*WORK TO DO*
Quote every line of the data below as it stands, omitting pictures.

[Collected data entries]
— begin —
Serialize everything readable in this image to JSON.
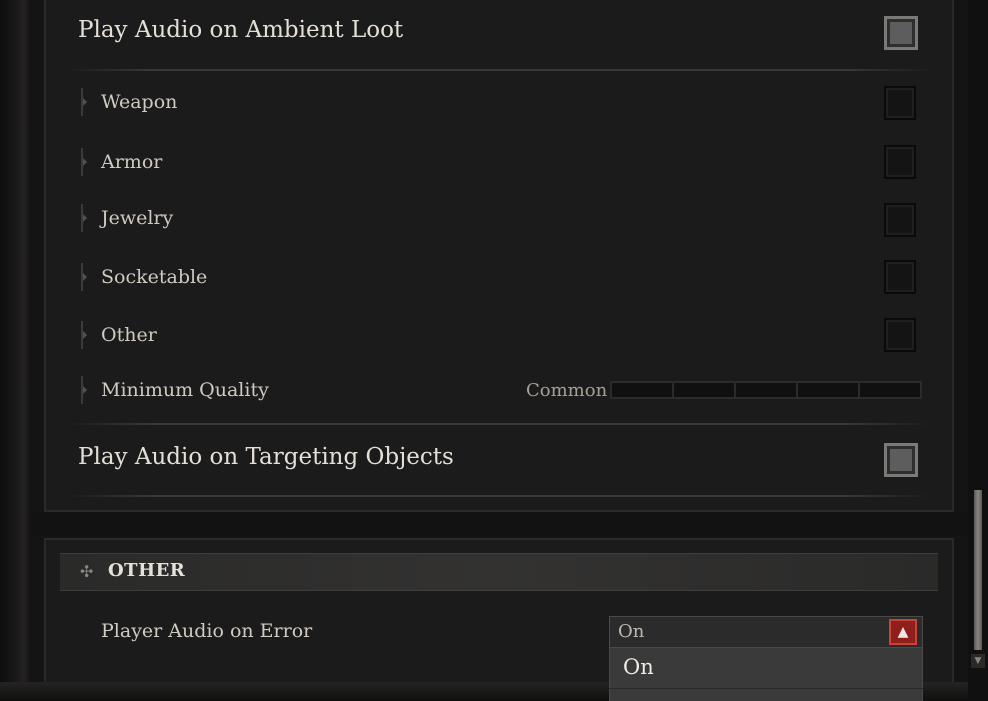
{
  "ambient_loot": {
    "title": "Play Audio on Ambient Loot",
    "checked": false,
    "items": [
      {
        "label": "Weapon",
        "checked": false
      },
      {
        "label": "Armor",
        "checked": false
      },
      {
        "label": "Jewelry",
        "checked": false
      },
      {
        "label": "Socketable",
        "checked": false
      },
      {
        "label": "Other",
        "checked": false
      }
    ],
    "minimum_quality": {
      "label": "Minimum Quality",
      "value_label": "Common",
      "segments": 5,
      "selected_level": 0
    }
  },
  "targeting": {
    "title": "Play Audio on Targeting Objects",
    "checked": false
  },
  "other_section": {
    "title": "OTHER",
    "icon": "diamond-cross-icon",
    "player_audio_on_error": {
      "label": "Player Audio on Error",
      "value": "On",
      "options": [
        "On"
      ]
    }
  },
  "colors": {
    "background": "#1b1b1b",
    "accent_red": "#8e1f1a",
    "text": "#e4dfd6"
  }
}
— end —
*SOLUTION TO THIS EXERCISE*
Serialize everything readable in this image to JSON.
{
  "ambient_loot": {
    "title": "Play Audio on Ambient Loot",
    "checked": false,
    "items": [
      {
        "label": "Weapon",
        "checked": false
      },
      {
        "label": "Armor",
        "checked": false
      },
      {
        "label": "Jewelry",
        "checked": false
      },
      {
        "label": "Socketable",
        "checked": false
      },
      {
        "label": "Other",
        "checked": false
      }
    ],
    "minimum_quality": {
      "label": "Minimum Quality",
      "value_label": "Common",
      "segments": 5,
      "selected_level": 0
    }
  },
  "targeting": {
    "title": "Play Audio on Targeting Objects",
    "checked": false
  },
  "other_section": {
    "title": "OTHER",
    "icon": "diamond-cross-icon",
    "player_audio_on_error": {
      "label": "Player Audio on Error",
      "value": "On",
      "options": [
        "On"
      ]
    }
  },
  "colors": {
    "background": "#1b1b1b",
    "accent_red": "#8e1f1a",
    "text": "#e4dfd6"
  }
}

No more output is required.